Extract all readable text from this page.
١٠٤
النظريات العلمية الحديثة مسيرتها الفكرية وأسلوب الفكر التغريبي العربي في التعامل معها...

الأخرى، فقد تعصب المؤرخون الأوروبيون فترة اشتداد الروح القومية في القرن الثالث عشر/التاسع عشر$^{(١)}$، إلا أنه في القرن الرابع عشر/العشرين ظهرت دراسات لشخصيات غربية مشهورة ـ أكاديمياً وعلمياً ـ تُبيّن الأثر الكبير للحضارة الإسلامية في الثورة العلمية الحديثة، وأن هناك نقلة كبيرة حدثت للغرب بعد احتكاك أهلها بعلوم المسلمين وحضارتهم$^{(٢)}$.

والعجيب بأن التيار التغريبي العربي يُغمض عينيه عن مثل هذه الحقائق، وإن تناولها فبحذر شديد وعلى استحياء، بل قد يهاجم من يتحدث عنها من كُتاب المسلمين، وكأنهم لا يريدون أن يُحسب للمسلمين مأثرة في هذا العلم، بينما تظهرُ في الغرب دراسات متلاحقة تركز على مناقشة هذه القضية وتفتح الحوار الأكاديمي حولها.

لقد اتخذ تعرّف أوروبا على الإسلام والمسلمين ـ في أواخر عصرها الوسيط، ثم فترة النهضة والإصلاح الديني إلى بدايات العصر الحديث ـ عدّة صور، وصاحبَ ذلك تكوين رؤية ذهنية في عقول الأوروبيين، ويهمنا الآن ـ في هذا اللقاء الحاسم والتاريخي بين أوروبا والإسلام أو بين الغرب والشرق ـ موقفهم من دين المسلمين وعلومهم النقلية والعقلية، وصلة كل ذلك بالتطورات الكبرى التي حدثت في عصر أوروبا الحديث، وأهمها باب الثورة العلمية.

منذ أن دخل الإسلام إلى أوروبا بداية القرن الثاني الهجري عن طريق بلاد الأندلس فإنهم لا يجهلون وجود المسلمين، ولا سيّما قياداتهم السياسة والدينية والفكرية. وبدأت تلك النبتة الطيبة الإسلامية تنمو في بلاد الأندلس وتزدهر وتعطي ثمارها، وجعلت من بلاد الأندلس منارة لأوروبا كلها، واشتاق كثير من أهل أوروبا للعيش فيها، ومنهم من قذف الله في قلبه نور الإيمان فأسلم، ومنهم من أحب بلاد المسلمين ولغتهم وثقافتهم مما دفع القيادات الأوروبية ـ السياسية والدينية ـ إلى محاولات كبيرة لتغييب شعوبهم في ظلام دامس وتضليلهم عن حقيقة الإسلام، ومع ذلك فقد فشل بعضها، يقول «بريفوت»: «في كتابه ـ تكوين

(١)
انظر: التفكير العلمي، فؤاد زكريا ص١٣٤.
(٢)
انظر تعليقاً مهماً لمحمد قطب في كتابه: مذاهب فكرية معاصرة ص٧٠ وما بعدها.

━━━━━━━━━━

§ WHAT IS REQUIRED:
Write out all the data again, exactly as it appears.

§ FINISHED TASK:
Extract all readable text from this page.
١٠٤
النظريات العلمية الحديثة مسيرتها الفكرية وأسلوب الفكر التغريبي العربي في التعامل معها...

الأخرى، فقد تعصب المؤرخون الأوروبيون فترة اشتداد الروح القومية في القرن الثالث عشر/التاسع عشر$^{(١)}$، إلا أنه في القرن الرابع عشر/العشرين ظهرت دراسات لشخصيات غربية مشهورة ـ أكاديمياً وعلمياً ـ تُبيّن الأثر الكبير للحضارة الإسلامية في الثورة العلمية الحديثة، وأن هناك نقلة كبيرة حدثت للغرب بعد احتكاك أهلها بعلوم المسلمين وحضارتهم$^{(٢)}$.

والعجيب بأن التيار التغريبي العربي يُغمض عينيه عن مثل هذه الحقائق، وإن تناولها فبحذر شديد وعلى استحياء، بل قد يهاجم من يتحدث عنها من كُتاب المسلمين، وكأنهم لا يريدون أن يُحسب للمسلمين مأثرة في هذا العلم، بينما تظهرُ في الغرب دراسات متلاحقة تركز على مناقشة هذه القضية وتفتح الحوار الأكاديمي حولها.

لقد اتخذ تعرّف أوروبا على الإسلام والمسلمين ـ في أواخر عصرها الوسيط، ثم فترة النهضة والإصلاح الديني إلى بدايات العصر الحديث ـ عدّة صور، وصاحبَ ذلك تكوين رؤية ذهنية في عقول الأوروبيين، ويهمنا الآن ـ في هذا اللقاء الحاسم والتاريخي بين أوروبا والإسلام أو بين الغرب والشرق ـ موقفهم من دين المسلمين وعلومهم النقلية والعقلية، وصلة كل ذلك بالتطورات الكبرى التي حدثت في عصر أوروبا الحديث، وأهمها باب الثورة العلمية.

منذ أن دخل الإسلام إلى أوروبا بداية القرن الثاني الهجري عن طريق بلاد الأندلس فإنهم لا يجهلون وجود المسلمين، ولا سيّما قياداتهم السياسة والدينية والفكرية. وبدأت تلك النبتة الطيبة الإسلامية تنمو في بلاد الأندلس وتزدهر وتعطي ثمارها، وجعلت من بلاد الأندلس منارة لأوروبا كلها، واشتاق كثير من أهل أوروبا للعيش فيها، ومنهم من قذف الله في قلبه نور الإيمان فأسلم، ومنهم من أحب بلاد المسلمين ولغتهم وثقافتهم مما دفع القيادات الأوروبية ـ السياسية والدينية ـ إلى محاولات كبيرة لتغييب شعوبهم في ظلام دامس وتضليلهم عن حقيقة الإسلام، ومع ذلك فقد فشل بعضها، يقول «بريفوت»: «في كتابه ـ تكوين

(١)
انظر: التفكير العلمي، فؤاد زكريا ص١٣٤.
(٢)
انظر تعليقاً مهماً لمحمد قطب في كتابه: مذاهب فكرية معاصرة ص٧٠ وما بعدها.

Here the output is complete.